» **SHORT TASK**:
Search the entries below. Return every line that has "JSON" in it.

» **DATA SUPPLIED**:
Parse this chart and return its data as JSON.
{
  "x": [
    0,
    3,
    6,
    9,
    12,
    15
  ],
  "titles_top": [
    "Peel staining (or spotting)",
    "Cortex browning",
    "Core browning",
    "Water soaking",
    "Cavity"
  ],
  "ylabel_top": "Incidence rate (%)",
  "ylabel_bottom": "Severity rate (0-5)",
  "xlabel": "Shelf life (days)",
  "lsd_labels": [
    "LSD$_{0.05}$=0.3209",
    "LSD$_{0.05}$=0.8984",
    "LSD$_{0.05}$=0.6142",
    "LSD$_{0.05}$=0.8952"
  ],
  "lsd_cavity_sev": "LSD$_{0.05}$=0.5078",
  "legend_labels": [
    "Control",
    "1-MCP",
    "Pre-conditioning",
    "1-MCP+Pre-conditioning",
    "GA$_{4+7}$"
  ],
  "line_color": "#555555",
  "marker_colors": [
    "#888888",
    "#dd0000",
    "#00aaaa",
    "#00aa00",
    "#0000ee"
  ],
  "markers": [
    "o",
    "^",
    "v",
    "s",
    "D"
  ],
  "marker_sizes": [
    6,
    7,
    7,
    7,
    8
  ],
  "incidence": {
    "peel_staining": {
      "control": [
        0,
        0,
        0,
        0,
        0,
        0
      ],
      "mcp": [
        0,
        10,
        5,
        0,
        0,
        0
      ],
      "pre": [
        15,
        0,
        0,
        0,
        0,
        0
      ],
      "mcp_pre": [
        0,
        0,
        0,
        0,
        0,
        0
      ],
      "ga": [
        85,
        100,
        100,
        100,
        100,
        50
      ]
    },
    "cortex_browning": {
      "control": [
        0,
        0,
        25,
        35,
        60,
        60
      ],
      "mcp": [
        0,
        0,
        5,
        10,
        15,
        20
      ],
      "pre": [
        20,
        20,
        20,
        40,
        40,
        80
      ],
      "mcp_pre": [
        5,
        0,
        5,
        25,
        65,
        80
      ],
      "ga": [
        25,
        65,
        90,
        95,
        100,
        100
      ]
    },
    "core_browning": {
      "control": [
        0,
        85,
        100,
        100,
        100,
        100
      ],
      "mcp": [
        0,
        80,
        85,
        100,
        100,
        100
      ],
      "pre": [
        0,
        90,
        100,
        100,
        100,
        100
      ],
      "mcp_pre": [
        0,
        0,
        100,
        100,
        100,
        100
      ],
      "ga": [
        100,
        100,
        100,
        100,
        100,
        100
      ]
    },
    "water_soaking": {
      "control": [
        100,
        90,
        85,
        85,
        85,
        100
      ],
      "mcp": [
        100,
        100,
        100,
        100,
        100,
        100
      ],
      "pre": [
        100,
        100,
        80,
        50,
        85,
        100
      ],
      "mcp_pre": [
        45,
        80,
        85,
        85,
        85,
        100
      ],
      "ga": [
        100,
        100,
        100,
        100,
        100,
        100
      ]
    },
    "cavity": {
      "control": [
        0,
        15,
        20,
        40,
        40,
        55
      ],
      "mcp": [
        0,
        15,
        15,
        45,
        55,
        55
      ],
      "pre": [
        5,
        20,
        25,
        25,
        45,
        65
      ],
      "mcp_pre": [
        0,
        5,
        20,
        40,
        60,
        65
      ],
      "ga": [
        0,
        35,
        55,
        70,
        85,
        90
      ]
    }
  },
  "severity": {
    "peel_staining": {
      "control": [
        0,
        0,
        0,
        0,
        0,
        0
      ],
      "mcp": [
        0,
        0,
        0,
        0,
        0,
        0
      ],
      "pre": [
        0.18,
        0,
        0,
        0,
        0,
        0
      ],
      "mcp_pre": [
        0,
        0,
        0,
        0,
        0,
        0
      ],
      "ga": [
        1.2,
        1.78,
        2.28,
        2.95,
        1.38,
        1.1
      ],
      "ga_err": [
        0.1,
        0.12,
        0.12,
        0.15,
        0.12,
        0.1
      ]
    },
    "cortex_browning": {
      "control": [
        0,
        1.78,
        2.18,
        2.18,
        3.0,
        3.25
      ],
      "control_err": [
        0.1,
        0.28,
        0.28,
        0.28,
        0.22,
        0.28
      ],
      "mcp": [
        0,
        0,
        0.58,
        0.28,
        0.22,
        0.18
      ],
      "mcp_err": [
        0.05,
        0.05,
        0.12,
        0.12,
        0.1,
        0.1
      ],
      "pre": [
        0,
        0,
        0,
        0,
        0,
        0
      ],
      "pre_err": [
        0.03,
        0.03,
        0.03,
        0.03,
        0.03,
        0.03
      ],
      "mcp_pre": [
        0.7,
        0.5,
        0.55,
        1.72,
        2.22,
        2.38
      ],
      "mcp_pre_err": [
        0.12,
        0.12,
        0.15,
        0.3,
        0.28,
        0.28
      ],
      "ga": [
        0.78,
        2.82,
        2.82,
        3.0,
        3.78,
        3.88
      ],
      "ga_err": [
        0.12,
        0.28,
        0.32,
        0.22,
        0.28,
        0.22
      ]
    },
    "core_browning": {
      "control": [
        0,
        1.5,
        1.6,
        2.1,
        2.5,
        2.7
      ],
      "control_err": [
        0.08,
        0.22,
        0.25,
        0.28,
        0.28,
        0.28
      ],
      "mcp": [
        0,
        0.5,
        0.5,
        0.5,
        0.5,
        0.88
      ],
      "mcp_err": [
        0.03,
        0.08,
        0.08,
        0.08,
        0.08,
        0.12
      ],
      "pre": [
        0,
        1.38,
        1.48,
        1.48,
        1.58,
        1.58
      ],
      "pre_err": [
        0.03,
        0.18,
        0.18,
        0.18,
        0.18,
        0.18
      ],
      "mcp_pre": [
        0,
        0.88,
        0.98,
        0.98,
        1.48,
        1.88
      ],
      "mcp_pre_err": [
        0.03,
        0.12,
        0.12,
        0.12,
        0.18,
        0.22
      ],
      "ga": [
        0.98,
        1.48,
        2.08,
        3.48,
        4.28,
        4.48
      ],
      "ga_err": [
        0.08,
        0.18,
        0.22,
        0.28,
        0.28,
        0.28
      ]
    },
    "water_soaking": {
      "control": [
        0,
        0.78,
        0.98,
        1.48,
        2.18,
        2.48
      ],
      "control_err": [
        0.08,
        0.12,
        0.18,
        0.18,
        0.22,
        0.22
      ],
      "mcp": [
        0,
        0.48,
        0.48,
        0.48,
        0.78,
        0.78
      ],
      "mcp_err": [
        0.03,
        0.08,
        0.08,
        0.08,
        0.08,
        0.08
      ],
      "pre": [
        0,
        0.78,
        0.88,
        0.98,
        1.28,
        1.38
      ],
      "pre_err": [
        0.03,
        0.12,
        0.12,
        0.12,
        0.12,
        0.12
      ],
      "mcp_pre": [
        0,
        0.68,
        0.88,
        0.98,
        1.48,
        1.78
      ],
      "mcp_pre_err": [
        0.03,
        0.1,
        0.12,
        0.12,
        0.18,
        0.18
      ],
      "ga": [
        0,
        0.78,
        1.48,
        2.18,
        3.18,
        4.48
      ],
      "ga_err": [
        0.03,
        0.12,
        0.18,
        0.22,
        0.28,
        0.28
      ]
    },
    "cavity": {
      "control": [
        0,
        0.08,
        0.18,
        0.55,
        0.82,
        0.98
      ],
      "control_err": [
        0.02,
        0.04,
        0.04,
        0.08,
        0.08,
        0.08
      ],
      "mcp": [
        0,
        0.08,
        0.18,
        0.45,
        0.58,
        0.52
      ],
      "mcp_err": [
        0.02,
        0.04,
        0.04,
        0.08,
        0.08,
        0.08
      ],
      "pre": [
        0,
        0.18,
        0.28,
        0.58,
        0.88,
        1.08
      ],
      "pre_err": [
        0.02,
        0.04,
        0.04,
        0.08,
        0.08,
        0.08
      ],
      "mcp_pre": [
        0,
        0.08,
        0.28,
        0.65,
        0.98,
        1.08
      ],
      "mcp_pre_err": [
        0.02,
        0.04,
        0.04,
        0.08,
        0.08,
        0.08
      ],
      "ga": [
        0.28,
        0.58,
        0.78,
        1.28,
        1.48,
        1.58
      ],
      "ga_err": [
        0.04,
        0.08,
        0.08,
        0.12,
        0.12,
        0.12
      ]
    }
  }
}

* * *

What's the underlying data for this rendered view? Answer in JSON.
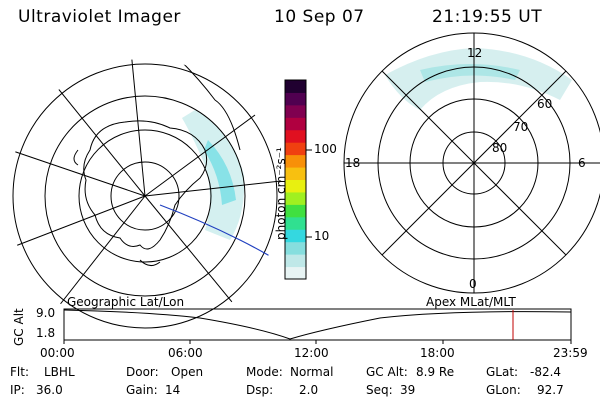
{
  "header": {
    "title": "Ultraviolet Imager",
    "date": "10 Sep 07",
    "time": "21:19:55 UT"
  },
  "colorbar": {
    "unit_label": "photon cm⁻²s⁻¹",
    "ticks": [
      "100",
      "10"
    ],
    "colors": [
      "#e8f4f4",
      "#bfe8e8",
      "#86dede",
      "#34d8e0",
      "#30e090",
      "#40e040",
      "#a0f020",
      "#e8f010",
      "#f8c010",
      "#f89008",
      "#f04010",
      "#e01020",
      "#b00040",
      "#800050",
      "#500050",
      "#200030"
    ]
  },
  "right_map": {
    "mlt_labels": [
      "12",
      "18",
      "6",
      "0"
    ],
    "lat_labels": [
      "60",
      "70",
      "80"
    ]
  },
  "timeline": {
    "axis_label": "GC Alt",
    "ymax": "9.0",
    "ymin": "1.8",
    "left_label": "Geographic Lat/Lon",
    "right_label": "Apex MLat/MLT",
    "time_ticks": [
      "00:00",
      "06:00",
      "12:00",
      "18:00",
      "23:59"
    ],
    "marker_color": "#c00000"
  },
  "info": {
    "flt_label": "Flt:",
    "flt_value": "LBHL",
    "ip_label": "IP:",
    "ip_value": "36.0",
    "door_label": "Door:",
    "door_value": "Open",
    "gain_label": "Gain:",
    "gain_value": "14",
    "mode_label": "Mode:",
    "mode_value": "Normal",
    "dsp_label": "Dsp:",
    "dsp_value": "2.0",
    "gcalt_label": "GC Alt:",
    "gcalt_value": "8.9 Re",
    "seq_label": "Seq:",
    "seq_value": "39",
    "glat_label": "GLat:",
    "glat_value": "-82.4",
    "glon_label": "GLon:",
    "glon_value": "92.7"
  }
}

» **CORRECT ANSWER**:
Parse this chart and return its data as JSON.
What's the underlying data for this rendered view? Answer in JSON.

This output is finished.